▶ [THE EXERCISE] Return all the data below as it stands, minus the pictures.

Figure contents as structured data
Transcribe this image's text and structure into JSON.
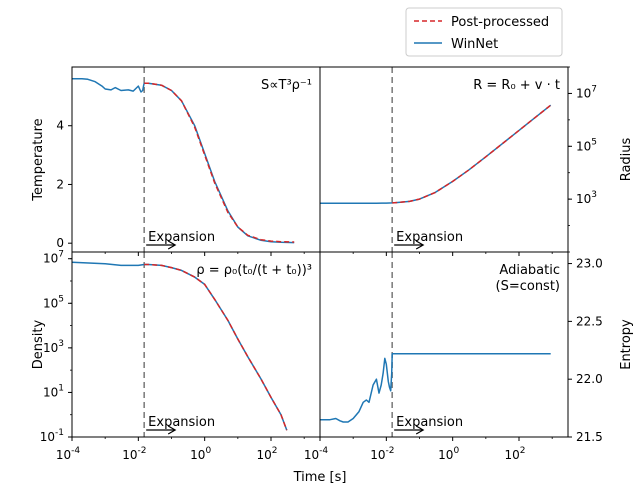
{
  "figure": {
    "xlabel": "Time [s]",
    "legend": [
      {
        "label": "Post-processed",
        "color": "#d62728",
        "style": "dashed"
      },
      {
        "label": "WinNet",
        "color": "#1f77b4",
        "style": "solid"
      }
    ]
  },
  "chart_data": [
    {
      "type": "line",
      "xscale": "log",
      "yscale": "linear",
      "xlim": [
        0.0001,
        3000
      ],
      "ylim": [
        -0.3,
        6.0
      ],
      "ylabel": "Temperature",
      "yaxis_side": "left",
      "yticks": [
        0,
        2,
        4
      ],
      "yticklabels": [
        "0",
        "2",
        "4"
      ],
      "annotation": "S∝T³ρ⁻¹",
      "annotation_pos": "top-right",
      "expansion_label": "Expansion",
      "vline_x": 0.015,
      "series": [
        {
          "name": "WinNet",
          "x": [
            0.0001,
            0.0002,
            0.0003,
            0.0005,
            0.0008,
            0.001,
            0.0015,
            0.002,
            0.003,
            0.005,
            0.007,
            0.01,
            0.012,
            0.0135,
            0.0145,
            0.015,
            0.02,
            0.05,
            0.1,
            0.2,
            0.5,
            1,
            2,
            5,
            10,
            20,
            50,
            100,
            200,
            500
          ],
          "y": [
            5.6,
            5.6,
            5.58,
            5.5,
            5.35,
            5.25,
            5.22,
            5.3,
            5.2,
            5.22,
            5.18,
            5.35,
            5.15,
            5.2,
            5.38,
            5.45,
            5.45,
            5.38,
            5.2,
            4.85,
            4.0,
            3.05,
            2.1,
            1.1,
            0.55,
            0.25,
            0.1,
            0.05,
            0.03,
            0.02
          ]
        },
        {
          "name": "Post-processed",
          "x": [
            0.015,
            0.02,
            0.05,
            0.1,
            0.2,
            0.5,
            1,
            2,
            5,
            10,
            20,
            50,
            100,
            200,
            500
          ],
          "y": [
            5.45,
            5.45,
            5.38,
            5.2,
            4.85,
            3.95,
            3.0,
            2.05,
            1.05,
            0.55,
            0.27,
            0.12,
            0.07,
            0.05,
            0.04
          ]
        }
      ]
    },
    {
      "type": "line",
      "xscale": "log",
      "yscale": "log",
      "xlim": [
        0.0001,
        3000
      ],
      "ylim": [
        10,
        100000000
      ],
      "ylabel": "Radius",
      "yaxis_side": "right",
      "yticks": [
        1000,
        100000,
        10000000
      ],
      "yticklabels": [
        "10^3",
        "10^5",
        "10^7"
      ],
      "annotation": "R = R₀ + v · t",
      "annotation_pos": "top-right",
      "expansion_label": "Expansion",
      "vline_x": 0.015,
      "series": [
        {
          "name": "WinNet",
          "x": [
            0.0001,
            0.001,
            0.005,
            0.01,
            0.015,
            0.02,
            0.05,
            0.1,
            0.3,
            1,
            3,
            10,
            30,
            100,
            300,
            900
          ],
          "y": [
            700,
            700,
            700,
            710,
            720,
            740,
            820,
            1000,
            1800,
            4700,
            12500,
            40000,
            120000,
            400000,
            1200000,
            3600000
          ]
        },
        {
          "name": "Post-processed",
          "x": [
            0.015,
            0.02,
            0.05,
            0.1,
            0.3,
            1,
            3,
            10,
            30,
            100,
            300,
            900
          ],
          "y": [
            720,
            740,
            820,
            1000,
            1800,
            4700,
            12500,
            40000,
            120000,
            400000,
            1200000,
            3600000
          ]
        }
      ]
    },
    {
      "type": "line",
      "xscale": "log",
      "yscale": "log",
      "xlim": [
        0.0001,
        3000
      ],
      "ylim": [
        0.1,
        20000000
      ],
      "ylabel": "Density",
      "yaxis_side": "left",
      "yticks": [
        0.1,
        10,
        1000,
        100000,
        10000000
      ],
      "yticklabels": [
        "10^-1",
        "10^1",
        "10^3",
        "10^5",
        "10^7"
      ],
      "annotation": "ρ = ρ₀(t₀/(t + t₀))³",
      "annotation_pos": "top-right",
      "expansion_label": "Expansion",
      "vline_x": 0.015,
      "series": [
        {
          "name": "WinNet",
          "x": [
            0.0001,
            0.001,
            0.003,
            0.01,
            0.015,
            0.02,
            0.05,
            0.1,
            0.2,
            0.5,
            1,
            2,
            5,
            10,
            20,
            50,
            100,
            200,
            300
          ],
          "y": [
            7000000,
            6000000,
            5000000,
            5000000,
            5500000,
            5500000,
            5000000,
            4000000,
            3000000,
            1500000,
            700000,
            150000,
            17000,
            2500,
            400,
            40,
            6,
            1,
            0.2
          ]
        },
        {
          "name": "Post-processed",
          "x": [
            0.015,
            0.02,
            0.05,
            0.1,
            0.2,
            0.5,
            1,
            2,
            5,
            10,
            20,
            50,
            100,
            200,
            300
          ],
          "y": [
            5500000,
            5500000,
            5000000,
            4000000,
            3000000,
            1500000,
            700000,
            150000,
            17000,
            2500,
            400,
            40,
            6,
            1,
            0.2
          ]
        }
      ]
    },
    {
      "type": "line",
      "xscale": "log",
      "yscale": "linear",
      "xlim": [
        0.0001,
        3000
      ],
      "ylim": [
        21.5,
        23.1
      ],
      "ylabel": "Entropy",
      "yaxis_side": "right",
      "yticks": [
        21.5,
        22.0,
        22.5,
        23.0
      ],
      "yticklabels": [
        "21.5",
        "22.0",
        "22.5",
        "23.0"
      ],
      "annotation": "Adiabatic\n(S=const)",
      "annotation_pos": "top-right",
      "expansion_label": "Expansion",
      "vline_x": 0.015,
      "series": [
        {
          "name": "WinNet",
          "x": [
            0.0001,
            0.0002,
            0.0003,
            0.0004,
            0.0005,
            0.0007,
            0.001,
            0.0015,
            0.002,
            0.0025,
            0.003,
            0.004,
            0.005,
            0.006,
            0.007,
            0.008,
            0.009,
            0.01,
            0.0115,
            0.0125,
            0.0135,
            0.0145,
            0.015,
            0.02,
            0.05,
            0.1,
            1,
            10,
            100,
            900
          ],
          "y": [
            21.65,
            21.65,
            21.66,
            21.64,
            21.63,
            21.63,
            21.66,
            21.72,
            21.8,
            21.82,
            21.8,
            21.95,
            22.0,
            21.88,
            21.95,
            22.05,
            22.18,
            22.13,
            21.98,
            21.93,
            21.9,
            22.05,
            22.22,
            22.22,
            22.22,
            22.22,
            22.22,
            22.22,
            22.22,
            22.22
          ]
        }
      ]
    }
  ]
}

▶ [RESPONSE]
Transcribe this image's text and structure into JSON.
{
  "figure": {
    "xlabel": "Time [s]",
    "legend": [
      {
        "label": "Post-processed",
        "color": "#d62728",
        "style": "dashed"
      },
      {
        "label": "WinNet",
        "color": "#1f77b4",
        "style": "solid"
      }
    ]
  },
  "chart_data": [
    {
      "type": "line",
      "xscale": "log",
      "yscale": "linear",
      "xlim": [
        0.0001,
        3000
      ],
      "ylim": [
        -0.3,
        6.0
      ],
      "ylabel": "Temperature",
      "yaxis_side": "left",
      "yticks": [
        0,
        2,
        4
      ],
      "yticklabels": [
        "0",
        "2",
        "4"
      ],
      "annotation": "S∝T³ρ⁻¹",
      "annotation_pos": "top-right",
      "expansion_label": "Expansion",
      "vline_x": 0.015,
      "series": [
        {
          "name": "WinNet",
          "x": [
            0.0001,
            0.0002,
            0.0003,
            0.0005,
            0.0008,
            0.001,
            0.0015,
            0.002,
            0.003,
            0.005,
            0.007,
            0.01,
            0.012,
            0.0135,
            0.0145,
            0.015,
            0.02,
            0.05,
            0.1,
            0.2,
            0.5,
            1,
            2,
            5,
            10,
            20,
            50,
            100,
            200,
            500
          ],
          "y": [
            5.6,
            5.6,
            5.58,
            5.5,
            5.35,
            5.25,
            5.22,
            5.3,
            5.2,
            5.22,
            5.18,
            5.35,
            5.15,
            5.2,
            5.38,
            5.45,
            5.45,
            5.38,
            5.2,
            4.85,
            4.0,
            3.05,
            2.1,
            1.1,
            0.55,
            0.25,
            0.1,
            0.05,
            0.03,
            0.02
          ]
        },
        {
          "name": "Post-processed",
          "x": [
            0.015,
            0.02,
            0.05,
            0.1,
            0.2,
            0.5,
            1,
            2,
            5,
            10,
            20,
            50,
            100,
            200,
            500
          ],
          "y": [
            5.45,
            5.45,
            5.38,
            5.2,
            4.85,
            3.95,
            3.0,
            2.05,
            1.05,
            0.55,
            0.27,
            0.12,
            0.07,
            0.05,
            0.04
          ]
        }
      ]
    },
    {
      "type": "line",
      "xscale": "log",
      "yscale": "log",
      "xlim": [
        0.0001,
        3000
      ],
      "ylim": [
        10,
        100000000
      ],
      "ylabel": "Radius",
      "yaxis_side": "right",
      "yticks": [
        1000,
        100000,
        10000000
      ],
      "yticklabels": [
        "10^3",
        "10^5",
        "10^7"
      ],
      "annotation": "R = R₀ + v · t",
      "annotation_pos": "top-right",
      "expansion_label": "Expansion",
      "vline_x": 0.015,
      "series": [
        {
          "name": "WinNet",
          "x": [
            0.0001,
            0.001,
            0.005,
            0.01,
            0.015,
            0.02,
            0.05,
            0.1,
            0.3,
            1,
            3,
            10,
            30,
            100,
            300,
            900
          ],
          "y": [
            700,
            700,
            700,
            710,
            720,
            740,
            820,
            1000,
            1800,
            4700,
            12500,
            40000,
            120000,
            400000,
            1200000,
            3600000
          ]
        },
        {
          "name": "Post-processed",
          "x": [
            0.015,
            0.02,
            0.05,
            0.1,
            0.3,
            1,
            3,
            10,
            30,
            100,
            300,
            900
          ],
          "y": [
            720,
            740,
            820,
            1000,
            1800,
            4700,
            12500,
            40000,
            120000,
            400000,
            1200000,
            3600000
          ]
        }
      ]
    },
    {
      "type": "line",
      "xscale": "log",
      "yscale": "log",
      "xlim": [
        0.0001,
        3000
      ],
      "ylim": [
        0.1,
        20000000
      ],
      "ylabel": "Density",
      "yaxis_side": "left",
      "yticks": [
        0.1,
        10,
        1000,
        100000,
        10000000
      ],
      "yticklabels": [
        "10^-1",
        "10^1",
        "10^3",
        "10^5",
        "10^7"
      ],
      "annotation": "ρ = ρ₀(t₀/(t + t₀))³",
      "annotation_pos": "top-right",
      "expansion_label": "Expansion",
      "vline_x": 0.015,
      "series": [
        {
          "name": "WinNet",
          "x": [
            0.0001,
            0.001,
            0.003,
            0.01,
            0.015,
            0.02,
            0.05,
            0.1,
            0.2,
            0.5,
            1,
            2,
            5,
            10,
            20,
            50,
            100,
            200,
            300
          ],
          "y": [
            7000000,
            6000000,
            5000000,
            5000000,
            5500000,
            5500000,
            5000000,
            4000000,
            3000000,
            1500000,
            700000,
            150000,
            17000,
            2500,
            400,
            40,
            6,
            1,
            0.2
          ]
        },
        {
          "name": "Post-processed",
          "x": [
            0.015,
            0.02,
            0.05,
            0.1,
            0.2,
            0.5,
            1,
            2,
            5,
            10,
            20,
            50,
            100,
            200,
            300
          ],
          "y": [
            5500000,
            5500000,
            5000000,
            4000000,
            3000000,
            1500000,
            700000,
            150000,
            17000,
            2500,
            400,
            40,
            6,
            1,
            0.2
          ]
        }
      ]
    },
    {
      "type": "line",
      "xscale": "log",
      "yscale": "linear",
      "xlim": [
        0.0001,
        3000
      ],
      "ylim": [
        21.5,
        23.1
      ],
      "ylabel": "Entropy",
      "yaxis_side": "right",
      "yticks": [
        21.5,
        22.0,
        22.5,
        23.0
      ],
      "yticklabels": [
        "21.5",
        "22.0",
        "22.5",
        "23.0"
      ],
      "annotation": "Adiabatic\n(S=const)",
      "annotation_pos": "top-right",
      "expansion_label": "Expansion",
      "vline_x": 0.015,
      "series": [
        {
          "name": "WinNet",
          "x": [
            0.0001,
            0.0002,
            0.0003,
            0.0004,
            0.0005,
            0.0007,
            0.001,
            0.0015,
            0.002,
            0.0025,
            0.003,
            0.004,
            0.005,
            0.006,
            0.007,
            0.008,
            0.009,
            0.01,
            0.0115,
            0.0125,
            0.0135,
            0.0145,
            0.015,
            0.02,
            0.05,
            0.1,
            1,
            10,
            100,
            900
          ],
          "y": [
            21.65,
            21.65,
            21.66,
            21.64,
            21.63,
            21.63,
            21.66,
            21.72,
            21.8,
            21.82,
            21.8,
            21.95,
            22.0,
            21.88,
            21.95,
            22.05,
            22.18,
            22.13,
            21.98,
            21.93,
            21.9,
            22.05,
            22.22,
            22.22,
            22.22,
            22.22,
            22.22,
            22.22,
            22.22,
            22.22
          ]
        }
      ]
    }
  ]
}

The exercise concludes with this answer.